* _SELECTED PASSAGE_
— START —

Yet we still hate too much. We kill too much. We have taken a lot of this technology and used it to build walls instead of bridges. What is wrong with us?

This is why I want you to see the life and the beauty around you. You need to get in touch with what is real. Things that endure. The planet endures, despite our best efforts to kill it. Love your mother.

Wednesday, February 22, 2012

Day 279: Who I am

This will be a typical rambler. I didn't even know I was going to write it until two minutes ago, so, as Di would say, "Bear with."

First I will presume that everyone can share in some of these sentiments. And if you can't... for God's sake, share your secrets to success with others! We can use the encouragment.

I am intense. This is not always a good thing. When it comes to competition, I can be a real pain in the ass. In work environments this can be a good thing because it means I will always put a great effort forward and try my best. I want to represent myself and my company through a great job. However, in other settings being intense/competitive does not always work. Instead of enjoying a friendly game of softball or basketball, or fantasy football, I can be cutthroat. Why? What does it matter? Winning is fun, but playing should be its own reward. This is something I must improve.

I am loyal. But I haven't always been. In fact there was a time when Team Me was the only team that could count on me. As Henry Hill said in "Goodfellas" -- fuck you, pay me. This also is not pretty. I'm a lot more of a team player now. If you've stuck with me through the worst of times, that carries a lot of equity. This list is short, BTW. Being loyal means being trusting, and it's hard for me to trust people a lot. I've been burned. Who hasn't?

— END —

* _MATERIAL_
— START —

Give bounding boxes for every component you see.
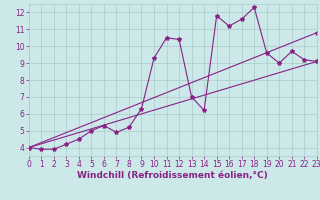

— END —

* _INSTRUCTION_
In the blog post:
(a) What day number does the entry's title give?
(b) Who is credited with saying "Bear with"?
(c) Which character from which film does the writer quote on loyalty?

* _RESPONSE TO THIS TASK_
(a) Day 279
(b) Di
(c) Henry Hill, from "Goodfellas"